WHAT IS NEEDED
Revise the listing from the line with "text-line: 1. Quy" up to and including the line with "text-line: đồng nhất", changing "text-line" to "text line" and leaving everything else as it is. Give back only those lines.

(Bounding box annotations)
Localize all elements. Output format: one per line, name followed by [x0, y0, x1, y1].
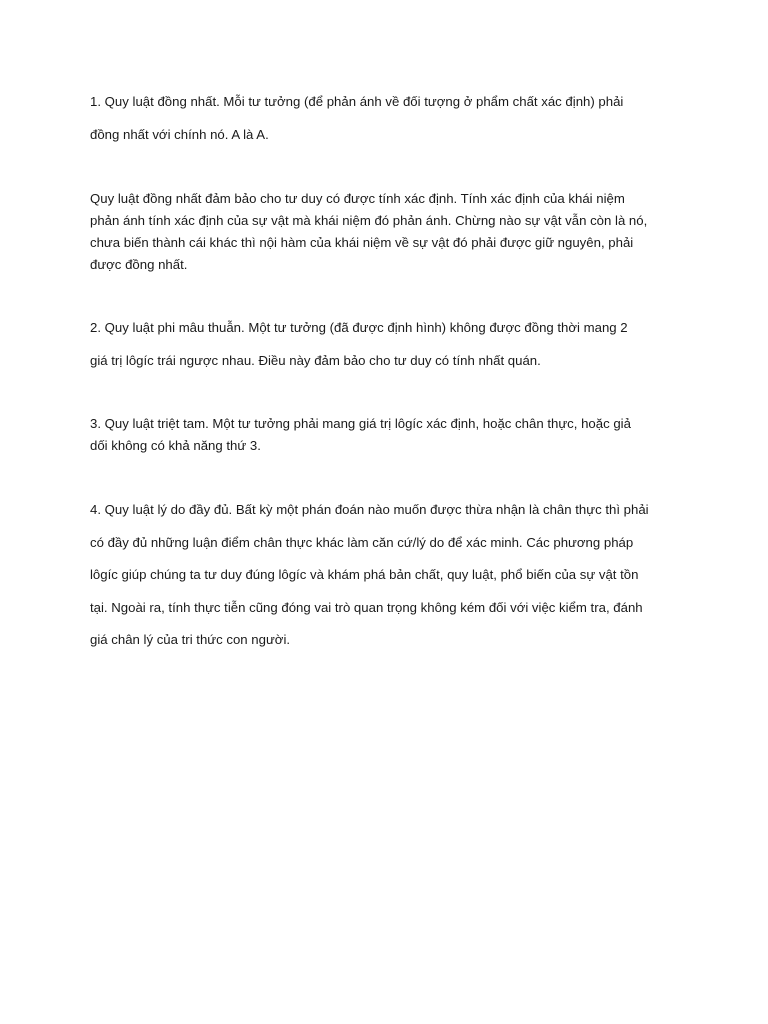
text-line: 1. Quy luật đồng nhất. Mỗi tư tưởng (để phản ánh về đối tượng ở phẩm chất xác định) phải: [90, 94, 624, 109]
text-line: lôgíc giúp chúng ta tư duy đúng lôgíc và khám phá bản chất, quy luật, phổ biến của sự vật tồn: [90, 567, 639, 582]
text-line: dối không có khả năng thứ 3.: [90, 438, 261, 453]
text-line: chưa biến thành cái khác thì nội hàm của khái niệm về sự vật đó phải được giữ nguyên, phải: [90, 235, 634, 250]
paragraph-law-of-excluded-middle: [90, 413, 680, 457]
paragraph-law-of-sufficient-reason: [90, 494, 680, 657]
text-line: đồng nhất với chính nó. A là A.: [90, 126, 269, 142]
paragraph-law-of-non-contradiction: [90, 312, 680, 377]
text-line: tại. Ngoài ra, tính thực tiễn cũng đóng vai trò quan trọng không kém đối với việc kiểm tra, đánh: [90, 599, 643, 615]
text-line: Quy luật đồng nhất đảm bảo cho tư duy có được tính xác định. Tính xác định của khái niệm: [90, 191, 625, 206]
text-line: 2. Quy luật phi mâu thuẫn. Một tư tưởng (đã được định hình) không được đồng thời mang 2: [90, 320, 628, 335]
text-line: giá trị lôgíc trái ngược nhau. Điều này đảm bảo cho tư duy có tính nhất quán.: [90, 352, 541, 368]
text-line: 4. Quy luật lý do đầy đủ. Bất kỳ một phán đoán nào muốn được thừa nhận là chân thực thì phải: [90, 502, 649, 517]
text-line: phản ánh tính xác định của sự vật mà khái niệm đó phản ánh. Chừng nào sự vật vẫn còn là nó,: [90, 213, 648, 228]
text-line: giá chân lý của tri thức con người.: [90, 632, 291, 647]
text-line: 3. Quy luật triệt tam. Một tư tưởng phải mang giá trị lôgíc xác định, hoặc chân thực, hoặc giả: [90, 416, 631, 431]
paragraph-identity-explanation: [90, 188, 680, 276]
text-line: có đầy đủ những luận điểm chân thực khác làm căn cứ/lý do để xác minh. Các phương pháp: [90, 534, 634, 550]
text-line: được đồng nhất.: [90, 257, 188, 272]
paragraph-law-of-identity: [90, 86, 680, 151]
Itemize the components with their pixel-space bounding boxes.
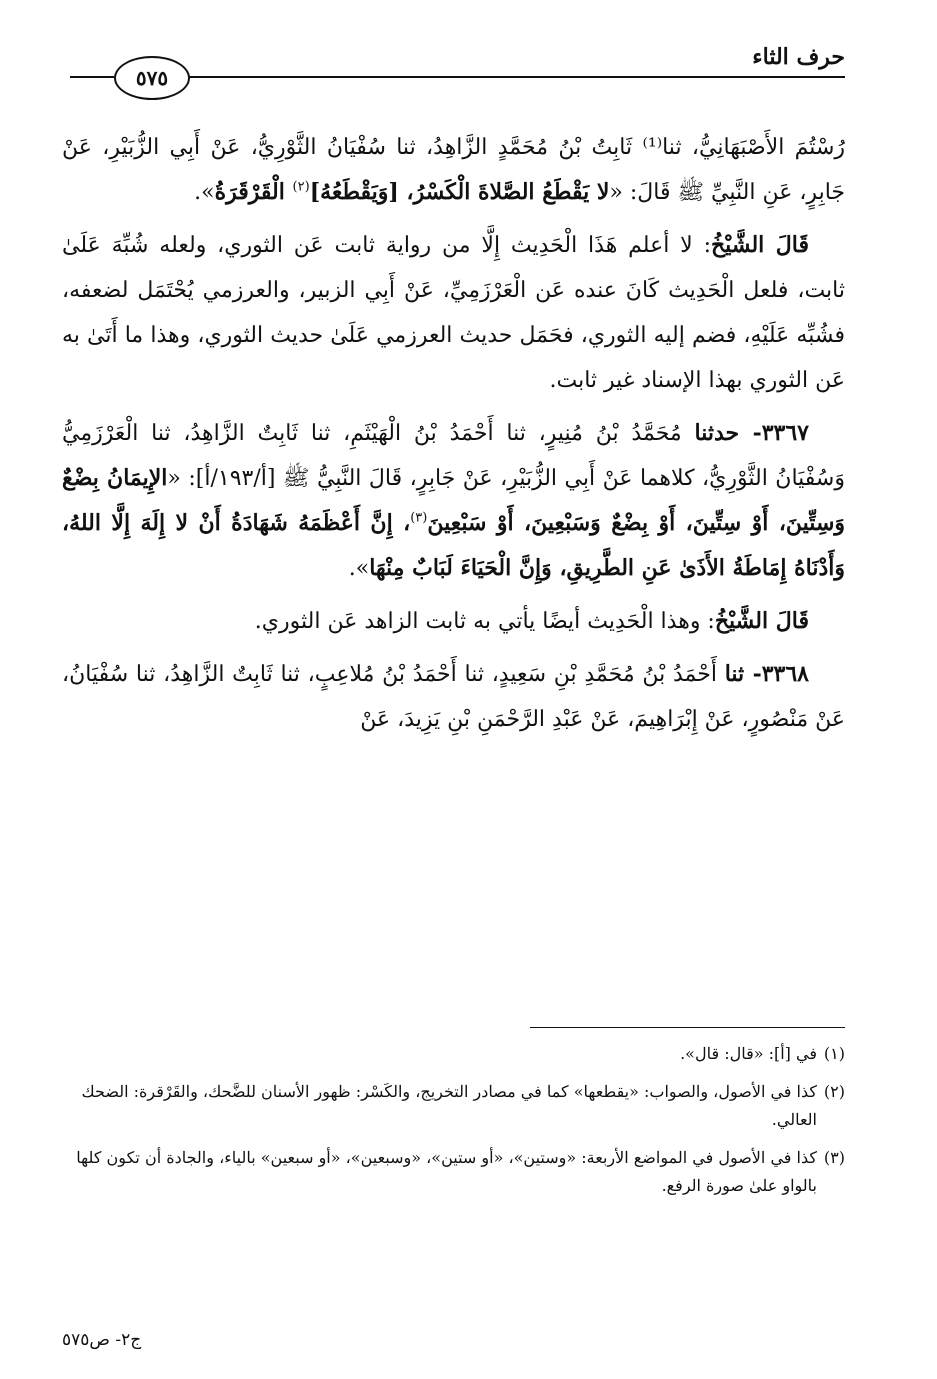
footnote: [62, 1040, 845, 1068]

SOLUTION TO THE EXERCISE
text line: 1. Quy luật đồng nhất. Mỗi tư tưởng (để phản ánh về đối tượng ở phẩm chất xác định) phải: [90, 94, 624, 109]
text line: lôgíc giúp chúng ta tư duy đúng lôgíc và khám phá bản chất, quy luật, phổ biến của sự vật tồn: [90, 567, 639, 582]
text line: dối không có khả năng thứ 3.: [90, 438, 261, 453]
text line: chưa biến thành cái khác thì nội hàm của khái niệm về sự vật đó phải được giữ nguyên, phải: [90, 235, 634, 250]
paragraph-law-of-excluded-middle: [90, 413, 680, 457]
paragraph-law-of-sufficient-reason: [90, 494, 680, 657]
text line: đồng nhất với chính nó. A là A.: [90, 126, 269, 142]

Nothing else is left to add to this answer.